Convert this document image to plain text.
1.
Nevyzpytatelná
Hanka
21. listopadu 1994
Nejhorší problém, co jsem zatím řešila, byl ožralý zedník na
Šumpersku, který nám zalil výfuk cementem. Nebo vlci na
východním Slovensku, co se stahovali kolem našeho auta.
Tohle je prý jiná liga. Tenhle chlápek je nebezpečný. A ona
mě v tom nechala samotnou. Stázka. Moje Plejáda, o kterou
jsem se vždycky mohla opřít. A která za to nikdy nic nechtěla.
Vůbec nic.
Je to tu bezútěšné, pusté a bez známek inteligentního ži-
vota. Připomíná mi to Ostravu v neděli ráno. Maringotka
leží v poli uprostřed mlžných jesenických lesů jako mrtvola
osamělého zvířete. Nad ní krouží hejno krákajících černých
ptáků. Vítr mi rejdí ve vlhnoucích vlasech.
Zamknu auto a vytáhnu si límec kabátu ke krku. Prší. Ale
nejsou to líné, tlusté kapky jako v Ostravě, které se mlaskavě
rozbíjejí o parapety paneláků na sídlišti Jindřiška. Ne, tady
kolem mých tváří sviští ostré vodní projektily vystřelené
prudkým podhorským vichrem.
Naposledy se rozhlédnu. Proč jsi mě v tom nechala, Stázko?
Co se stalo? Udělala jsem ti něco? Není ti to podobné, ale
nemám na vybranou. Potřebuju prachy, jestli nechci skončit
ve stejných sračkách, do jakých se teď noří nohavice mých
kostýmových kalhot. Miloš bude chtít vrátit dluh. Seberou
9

Instruction: Please output the entries above, every line exactly as it reads.

Full output:
Convert this document image to plain text.
1.
Nevyzpytatelná
Hanka
21. listopadu 1994
Nejhorší problém, co jsem zatím řešila, byl ožralý zedník na
Šumpersku, který nám zalil výfuk cementem. Nebo vlci na
východním Slovensku, co se stahovali kolem našeho auta.
Tohle je prý jiná liga. Tenhle chlápek je nebezpečný. A ona
mě v tom nechala samotnou. Stázka. Moje Plejáda, o kterou
jsem se vždycky mohla opřít. A která za to nikdy nic nechtěla.
Vůbec nic.
Je to tu bezútěšné, pusté a bez známek inteligentního ži-
vota. Připomíná mi to Ostravu v neděli ráno. Maringotka
leží v poli uprostřed mlžných jesenických lesů jako mrtvola
osamělého zvířete. Nad ní krouží hejno krákajících černých
ptáků. Vítr mi rejdí ve vlhnoucích vlasech.
Zamknu auto a vytáhnu si límec kabátu ke krku. Prší. Ale
nejsou to líné, tlusté kapky jako v Ostravě, které se mlaskavě
rozbíjejí o parapety paneláků na sídlišti Jindřiška. Ne, tady
kolem mých tváří sviští ostré vodní projektily vystřelené
prudkým podhorským vichrem.
Naposledy se rozhlédnu. Proč jsi mě v tom nechala, Stázko?
Co se stalo? Udělala jsem ti něco? Není ti to podobné, ale
nemám na vybranou. Potřebuju prachy, jestli nechci skončit
ve stejných sračkách, do jakých se teď noří nohavice mých
kostýmových kalhot. Miloš bude chtít vrátit dluh. Seberou
9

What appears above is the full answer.